**What you need to do:**
Wherever the string "button" appears, copy the whole line.

[Collection entries]
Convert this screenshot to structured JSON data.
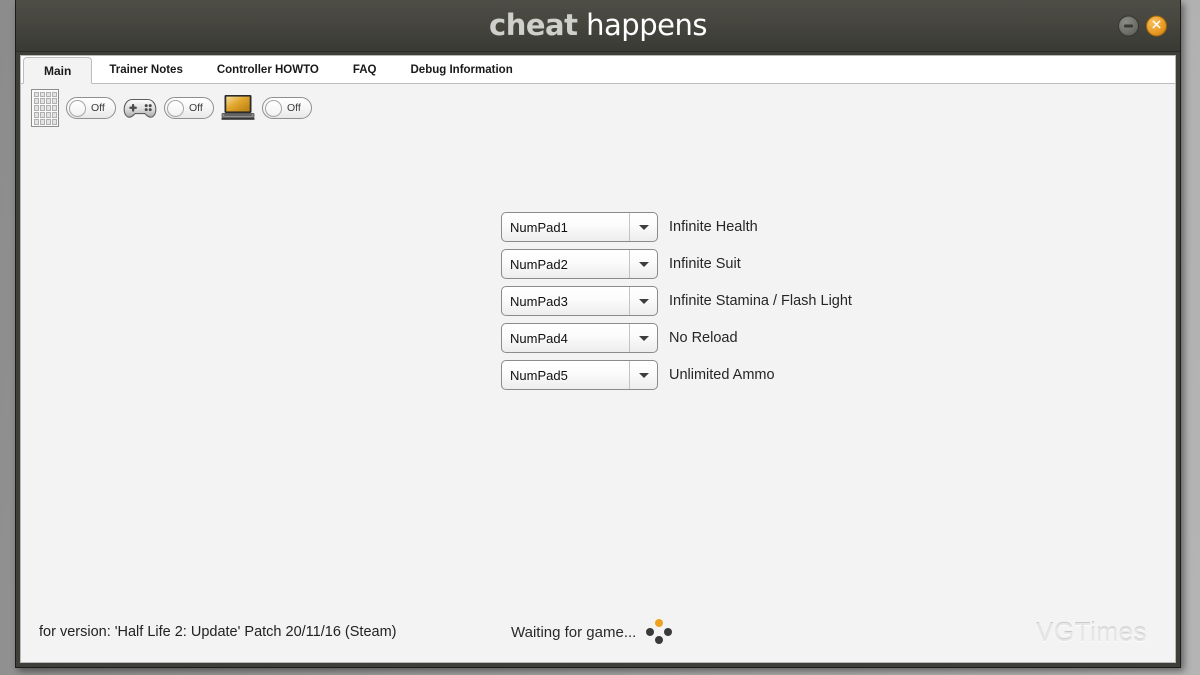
{
  "window": {
    "brand_first": "cheat",
    "brand_second": "happens",
    "minimize_label": "−",
    "close_label": "✕"
  },
  "tabs": [
    {
      "label": "Main",
      "active": true
    },
    {
      "label": "Trainer Notes",
      "active": false
    },
    {
      "label": "Controller HOWTO",
      "active": false
    },
    {
      "label": "FAQ",
      "active": false
    },
    {
      "label": "Debug Information",
      "active": false
    }
  ],
  "toolbar": {
    "items": [
      {
        "icon": "numpad-icon",
        "toggle_label": "Off",
        "toggle_state": "off"
      },
      {
        "icon": "gamepad-icon",
        "toggle_label": "Off",
        "toggle_state": "off"
      },
      {
        "icon": "laptop-icon",
        "toggle_label": "Off",
        "toggle_state": "off"
      }
    ]
  },
  "cheats": [
    {
      "hotkey": "NumPad1",
      "label": "Infinite Health"
    },
    {
      "hotkey": "NumPad2",
      "label": "Infinite Suit"
    },
    {
      "hotkey": "NumPad3",
      "label": "Infinite Stamina / Flash Light"
    },
    {
      "hotkey": "NumPad4",
      "label": "No Reload"
    },
    {
      "hotkey": "NumPad5",
      "label": "Unlimited Ammo"
    }
  ],
  "status": {
    "version_text": "for version: 'Half Life 2: Update' Patch 20/11/16 (Steam)",
    "waiting_text": "Waiting for game...",
    "watermark": "VGTimes"
  },
  "colors": {
    "titlebar": "#46463f",
    "accent_orange": "#eda221",
    "panel_bg": "#f4f3f3",
    "laptop_screen": "#d9a22c"
  }
}
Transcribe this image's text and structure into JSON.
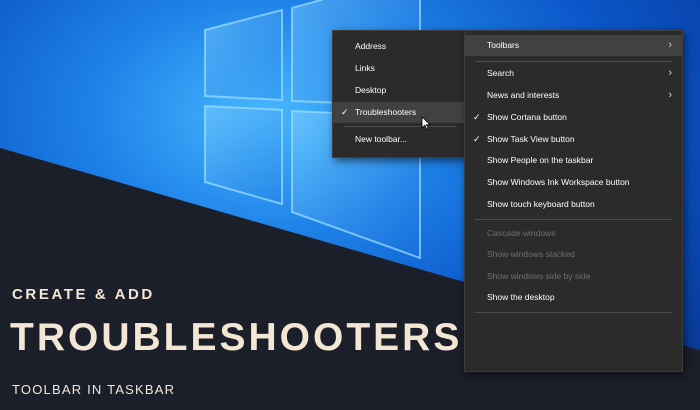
{
  "submenu": {
    "items": [
      {
        "label": "Address",
        "checked": false,
        "highlighted": false
      },
      {
        "label": "Links",
        "checked": false,
        "highlighted": false
      },
      {
        "label": "Desktop",
        "checked": false,
        "highlighted": false
      },
      {
        "label": "Troubleshooters",
        "checked": true,
        "highlighted": true
      },
      {
        "label": "New toolbar...",
        "checked": false,
        "highlighted": false
      }
    ]
  },
  "menu": {
    "items": [
      {
        "label": "Toolbars",
        "submenu": true,
        "highlighted": true
      },
      {
        "label": "Search",
        "submenu": true
      },
      {
        "label": "News and interests",
        "submenu": true
      },
      {
        "label": "Show Cortana button",
        "checked": true
      },
      {
        "label": "Show Task View button",
        "checked": true
      },
      {
        "label": "Show People on the taskbar"
      },
      {
        "label": "Show Windows Ink Workspace button"
      },
      {
        "label": "Show touch keyboard button"
      },
      {
        "label": "Cascade windows",
        "disabled": true
      },
      {
        "label": "Show windows stacked",
        "disabled": true
      },
      {
        "label": "Show windows side by side",
        "disabled": true
      },
      {
        "label": "Show the desktop"
      }
    ]
  },
  "banner": {
    "kicker": "CREATE & ADD",
    "title": "TROUBLESHOOTERS",
    "subtitle": "TOOLBAR IN TASKBAR"
  },
  "icons": {
    "check": "checkmark-icon",
    "arrow": "chevron-right-icon",
    "cursor": "mouse-pointer-icon",
    "logo": "windows-logo"
  },
  "colors": {
    "menu_bg": "#2b2b2b",
    "highlight": "#414141",
    "banner_bg": "#1b1f2a",
    "banner_text": "#f3e6d4",
    "wallpaper": "#1e82e8"
  }
}
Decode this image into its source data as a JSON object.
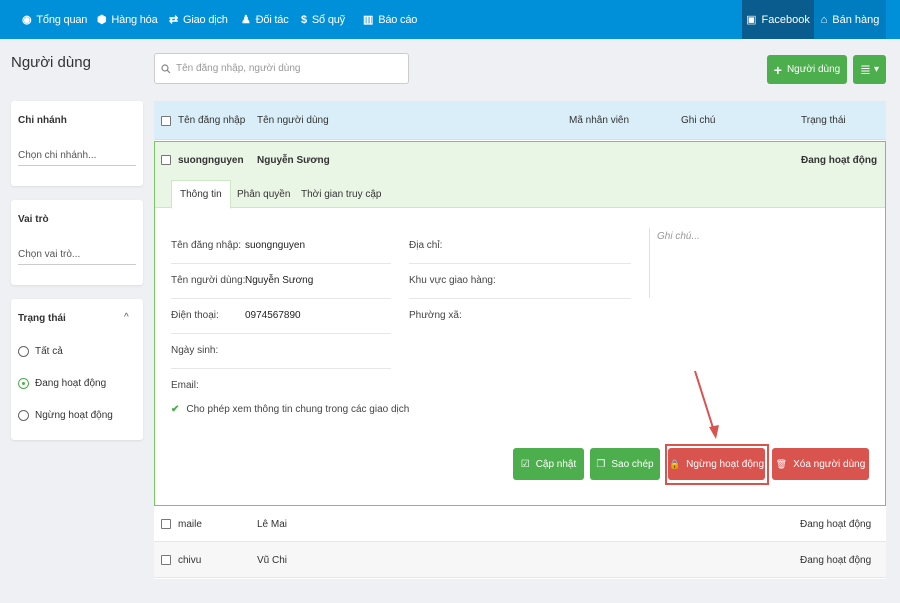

**Finished answer:**
        "label": "Show Cortana button",
        "label": "Show Task View button",
        "label": "Show Windows Ink Workspace button"
        "label": "Show touch keyboard button"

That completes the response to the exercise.